> **The task**
The records that follow need to be output exactly as they are.

Dataset entries:

—————

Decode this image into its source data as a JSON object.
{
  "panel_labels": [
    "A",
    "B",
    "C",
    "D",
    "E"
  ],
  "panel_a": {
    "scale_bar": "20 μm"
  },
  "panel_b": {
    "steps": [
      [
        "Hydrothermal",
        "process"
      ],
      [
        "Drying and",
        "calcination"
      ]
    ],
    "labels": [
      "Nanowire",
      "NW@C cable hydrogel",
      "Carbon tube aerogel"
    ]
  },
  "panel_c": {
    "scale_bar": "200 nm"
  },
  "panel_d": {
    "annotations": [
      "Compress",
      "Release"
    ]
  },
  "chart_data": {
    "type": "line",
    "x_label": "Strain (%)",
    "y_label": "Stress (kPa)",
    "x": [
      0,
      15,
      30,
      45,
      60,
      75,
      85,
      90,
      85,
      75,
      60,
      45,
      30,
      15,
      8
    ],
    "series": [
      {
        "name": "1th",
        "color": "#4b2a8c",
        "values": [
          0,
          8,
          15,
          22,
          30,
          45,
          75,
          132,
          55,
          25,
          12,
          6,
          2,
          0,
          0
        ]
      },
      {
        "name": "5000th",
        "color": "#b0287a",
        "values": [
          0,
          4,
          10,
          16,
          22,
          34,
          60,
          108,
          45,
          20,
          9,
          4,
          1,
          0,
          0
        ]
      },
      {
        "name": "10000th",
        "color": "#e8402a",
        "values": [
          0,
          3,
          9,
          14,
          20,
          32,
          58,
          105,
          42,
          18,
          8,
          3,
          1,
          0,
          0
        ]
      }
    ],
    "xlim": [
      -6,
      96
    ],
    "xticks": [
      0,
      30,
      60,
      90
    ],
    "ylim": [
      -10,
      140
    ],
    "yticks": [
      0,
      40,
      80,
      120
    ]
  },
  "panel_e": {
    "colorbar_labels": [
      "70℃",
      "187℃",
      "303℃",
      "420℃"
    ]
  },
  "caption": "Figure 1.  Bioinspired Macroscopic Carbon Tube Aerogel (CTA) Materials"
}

—————

> **Complete output**
Decode this image into its source data as a JSON object.
{
  "panel_labels": [
    "A",
    "B",
    "C",
    "D",
    "E"
  ],
  "panel_a": {
    "scale_bar": "20 μm"
  },
  "panel_b": {
    "steps": [
      [
        "Hydrothermal",
        "process"
      ],
      [
        "Drying and",
        "calcination"
      ]
    ],
    "labels": [
      "Nanowire",
      "NW@C cable hydrogel",
      "Carbon tube aerogel"
    ]
  },
  "panel_c": {
    "scale_bar": "200 nm"
  },
  "panel_d": {
    "annotations": [
      "Compress",
      "Release"
    ]
  },
  "chart_data": {
    "type": "line",
    "x_label": "Strain (%)",
    "y_label": "Stress (kPa)",
    "x": [
      0,
      15,
      30,
      45,
      60,
      75,
      85,
      90,
      85,
      75,
      60,
      45,
      30,
      15,
      8
    ],
    "series": [
      {
        "name": "1th",
        "color": "#4b2a8c",
        "values": [
          0,
          8,
          15,
          22,
          30,
          45,
          75,
          132,
          55,
          25,
          12,
          6,
          2,
          0,
          0
        ]
      },
      {
        "name": "5000th",
        "color": "#b0287a",
        "values": [
          0,
          4,
          10,
          16,
          22,
          34,
          60,
          108,
          45,
          20,
          9,
          4,
          1,
          0,
          0
        ]
      },
      {
        "name": "10000th",
        "color": "#e8402a",
        "values": [
          0,
          3,
          9,
          14,
          20,
          32,
          58,
          105,
          42,
          18,
          8,
          3,
          1,
          0,
          0
        ]
      }
    ],
    "xlim": [
      -6,
      96
    ],
    "xticks": [
      0,
      30,
      60,
      90
    ],
    "ylim": [
      -10,
      140
    ],
    "yticks": [
      0,
      40,
      80,
      120
    ]
  },
  "panel_e": {
    "colorbar_labels": [
      "70℃",
      "187℃",
      "303℃",
      "420℃"
    ]
  },
  "caption": "Figure 1.  Bioinspired Macroscopic Carbon Tube Aerogel (CTA) Materials"
}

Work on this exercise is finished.